__Problem to work on__. Copy each line below in which the word "对三年级进行英语教学" occurs.

#####

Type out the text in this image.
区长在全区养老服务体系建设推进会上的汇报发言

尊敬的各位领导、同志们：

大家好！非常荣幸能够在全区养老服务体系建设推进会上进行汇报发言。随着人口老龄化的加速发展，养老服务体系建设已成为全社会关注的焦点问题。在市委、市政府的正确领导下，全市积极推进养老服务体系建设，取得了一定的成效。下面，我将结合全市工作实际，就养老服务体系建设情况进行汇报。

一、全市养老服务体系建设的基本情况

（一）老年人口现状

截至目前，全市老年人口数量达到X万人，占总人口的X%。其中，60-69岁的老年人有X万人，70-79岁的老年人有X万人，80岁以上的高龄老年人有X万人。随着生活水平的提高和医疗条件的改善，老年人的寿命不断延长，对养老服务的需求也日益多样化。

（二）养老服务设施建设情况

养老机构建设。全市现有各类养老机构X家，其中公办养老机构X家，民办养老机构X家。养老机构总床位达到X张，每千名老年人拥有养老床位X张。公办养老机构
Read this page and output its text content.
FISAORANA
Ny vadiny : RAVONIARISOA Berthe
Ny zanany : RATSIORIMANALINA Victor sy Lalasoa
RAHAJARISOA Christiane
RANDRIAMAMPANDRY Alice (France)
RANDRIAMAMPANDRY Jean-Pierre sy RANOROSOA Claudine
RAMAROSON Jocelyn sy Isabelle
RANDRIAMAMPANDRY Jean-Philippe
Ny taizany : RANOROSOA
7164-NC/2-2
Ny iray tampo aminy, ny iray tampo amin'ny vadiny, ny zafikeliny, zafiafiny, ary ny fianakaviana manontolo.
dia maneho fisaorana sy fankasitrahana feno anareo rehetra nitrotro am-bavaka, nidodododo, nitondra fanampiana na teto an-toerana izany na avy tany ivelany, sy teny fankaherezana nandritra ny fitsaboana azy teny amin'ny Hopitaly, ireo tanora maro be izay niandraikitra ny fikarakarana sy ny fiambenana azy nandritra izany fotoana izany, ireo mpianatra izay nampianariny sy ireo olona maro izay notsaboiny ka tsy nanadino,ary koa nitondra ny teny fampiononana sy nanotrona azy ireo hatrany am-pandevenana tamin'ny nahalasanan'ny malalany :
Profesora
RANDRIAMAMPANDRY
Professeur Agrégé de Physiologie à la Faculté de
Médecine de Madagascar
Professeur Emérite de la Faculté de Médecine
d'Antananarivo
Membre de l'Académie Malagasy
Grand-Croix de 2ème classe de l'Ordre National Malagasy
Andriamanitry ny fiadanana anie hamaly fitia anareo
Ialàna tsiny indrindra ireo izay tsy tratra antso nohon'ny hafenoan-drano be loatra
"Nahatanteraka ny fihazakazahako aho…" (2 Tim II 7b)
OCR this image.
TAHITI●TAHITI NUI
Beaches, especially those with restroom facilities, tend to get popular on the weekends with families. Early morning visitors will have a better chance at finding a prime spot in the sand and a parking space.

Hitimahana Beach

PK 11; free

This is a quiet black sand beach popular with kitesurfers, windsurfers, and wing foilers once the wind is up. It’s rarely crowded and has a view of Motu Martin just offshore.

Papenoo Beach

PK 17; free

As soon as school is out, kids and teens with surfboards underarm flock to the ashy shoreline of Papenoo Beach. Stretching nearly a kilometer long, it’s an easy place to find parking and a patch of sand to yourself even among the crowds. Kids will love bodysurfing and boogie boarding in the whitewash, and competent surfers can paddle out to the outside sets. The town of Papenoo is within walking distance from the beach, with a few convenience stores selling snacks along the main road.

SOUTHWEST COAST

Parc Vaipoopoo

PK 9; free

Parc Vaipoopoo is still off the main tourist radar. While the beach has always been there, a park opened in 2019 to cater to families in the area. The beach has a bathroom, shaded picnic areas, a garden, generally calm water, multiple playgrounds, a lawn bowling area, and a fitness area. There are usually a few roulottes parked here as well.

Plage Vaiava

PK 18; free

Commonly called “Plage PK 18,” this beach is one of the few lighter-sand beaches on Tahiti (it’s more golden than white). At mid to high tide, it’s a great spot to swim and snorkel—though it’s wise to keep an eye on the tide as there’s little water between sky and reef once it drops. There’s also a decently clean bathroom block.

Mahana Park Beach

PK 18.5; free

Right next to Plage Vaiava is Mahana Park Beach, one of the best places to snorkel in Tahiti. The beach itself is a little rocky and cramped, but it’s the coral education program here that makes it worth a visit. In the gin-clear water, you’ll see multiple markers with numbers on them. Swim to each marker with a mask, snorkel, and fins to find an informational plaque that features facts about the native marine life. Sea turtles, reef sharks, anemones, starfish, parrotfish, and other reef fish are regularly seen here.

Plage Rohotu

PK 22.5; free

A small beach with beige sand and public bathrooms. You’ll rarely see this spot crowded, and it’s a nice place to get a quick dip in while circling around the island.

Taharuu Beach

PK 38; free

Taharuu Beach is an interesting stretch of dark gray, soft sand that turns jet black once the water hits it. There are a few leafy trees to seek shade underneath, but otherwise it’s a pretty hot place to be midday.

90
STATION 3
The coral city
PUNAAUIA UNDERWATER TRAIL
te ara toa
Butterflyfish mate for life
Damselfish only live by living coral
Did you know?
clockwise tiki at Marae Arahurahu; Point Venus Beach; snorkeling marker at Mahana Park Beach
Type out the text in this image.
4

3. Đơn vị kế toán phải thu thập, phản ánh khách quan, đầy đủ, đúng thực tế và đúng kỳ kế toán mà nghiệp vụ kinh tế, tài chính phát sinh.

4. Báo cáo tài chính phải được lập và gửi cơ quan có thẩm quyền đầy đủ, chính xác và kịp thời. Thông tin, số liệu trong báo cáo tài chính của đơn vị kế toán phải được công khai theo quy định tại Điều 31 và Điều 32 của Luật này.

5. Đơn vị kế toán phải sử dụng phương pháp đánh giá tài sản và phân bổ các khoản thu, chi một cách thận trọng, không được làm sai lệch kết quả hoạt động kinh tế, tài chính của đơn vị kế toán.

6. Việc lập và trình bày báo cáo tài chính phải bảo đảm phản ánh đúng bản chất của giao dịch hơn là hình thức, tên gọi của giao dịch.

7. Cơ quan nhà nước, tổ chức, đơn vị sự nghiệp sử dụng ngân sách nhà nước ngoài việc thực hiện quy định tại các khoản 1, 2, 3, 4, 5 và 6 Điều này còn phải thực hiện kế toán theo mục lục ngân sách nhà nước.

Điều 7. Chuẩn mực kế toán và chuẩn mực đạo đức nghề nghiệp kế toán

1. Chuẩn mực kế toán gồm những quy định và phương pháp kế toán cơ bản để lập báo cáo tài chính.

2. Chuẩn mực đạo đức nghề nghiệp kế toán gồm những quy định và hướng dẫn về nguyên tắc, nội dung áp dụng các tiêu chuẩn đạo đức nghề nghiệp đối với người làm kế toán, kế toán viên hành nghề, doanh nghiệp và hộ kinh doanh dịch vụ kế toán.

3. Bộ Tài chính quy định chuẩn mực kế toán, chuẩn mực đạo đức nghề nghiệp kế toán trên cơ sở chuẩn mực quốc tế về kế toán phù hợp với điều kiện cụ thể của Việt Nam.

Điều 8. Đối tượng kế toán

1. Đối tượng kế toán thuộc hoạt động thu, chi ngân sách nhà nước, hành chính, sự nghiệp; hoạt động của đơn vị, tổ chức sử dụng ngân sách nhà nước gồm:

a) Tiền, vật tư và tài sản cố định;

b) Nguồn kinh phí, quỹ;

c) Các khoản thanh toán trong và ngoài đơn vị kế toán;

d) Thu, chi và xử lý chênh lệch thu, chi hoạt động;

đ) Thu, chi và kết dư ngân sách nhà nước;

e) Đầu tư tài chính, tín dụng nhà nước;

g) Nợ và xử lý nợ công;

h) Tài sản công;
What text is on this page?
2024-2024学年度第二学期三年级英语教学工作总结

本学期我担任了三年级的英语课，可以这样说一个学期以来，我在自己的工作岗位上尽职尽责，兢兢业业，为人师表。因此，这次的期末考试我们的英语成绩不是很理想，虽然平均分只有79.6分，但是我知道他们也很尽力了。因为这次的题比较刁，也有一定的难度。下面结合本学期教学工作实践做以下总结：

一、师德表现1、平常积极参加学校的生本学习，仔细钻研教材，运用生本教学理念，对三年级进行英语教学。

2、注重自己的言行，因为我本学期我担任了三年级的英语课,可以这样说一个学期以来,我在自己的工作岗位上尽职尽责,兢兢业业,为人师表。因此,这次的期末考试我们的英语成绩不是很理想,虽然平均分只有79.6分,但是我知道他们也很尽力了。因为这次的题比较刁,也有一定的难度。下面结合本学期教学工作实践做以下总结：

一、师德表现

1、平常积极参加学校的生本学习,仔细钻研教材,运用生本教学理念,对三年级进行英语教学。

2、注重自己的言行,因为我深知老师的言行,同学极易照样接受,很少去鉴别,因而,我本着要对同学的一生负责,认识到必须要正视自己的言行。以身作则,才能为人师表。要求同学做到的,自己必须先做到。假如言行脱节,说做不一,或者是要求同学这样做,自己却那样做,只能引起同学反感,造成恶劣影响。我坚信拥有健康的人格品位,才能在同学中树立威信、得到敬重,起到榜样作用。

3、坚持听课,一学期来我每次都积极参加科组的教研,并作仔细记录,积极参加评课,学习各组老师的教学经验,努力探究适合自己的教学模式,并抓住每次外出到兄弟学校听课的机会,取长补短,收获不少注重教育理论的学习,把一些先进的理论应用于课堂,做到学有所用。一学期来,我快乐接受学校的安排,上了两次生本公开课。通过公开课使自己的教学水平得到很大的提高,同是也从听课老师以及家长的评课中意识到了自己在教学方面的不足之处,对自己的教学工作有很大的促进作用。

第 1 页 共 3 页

#####

__Response below__.
一、师德表现1、平常积极参加学校的生本学习，仔细钻研教材，运用生本教学理念，对三年级进行英语教学。
1、平常积极参加学校的生本学习,仔细钻研教材,运用生本教学理念,对三年级进行英语教学。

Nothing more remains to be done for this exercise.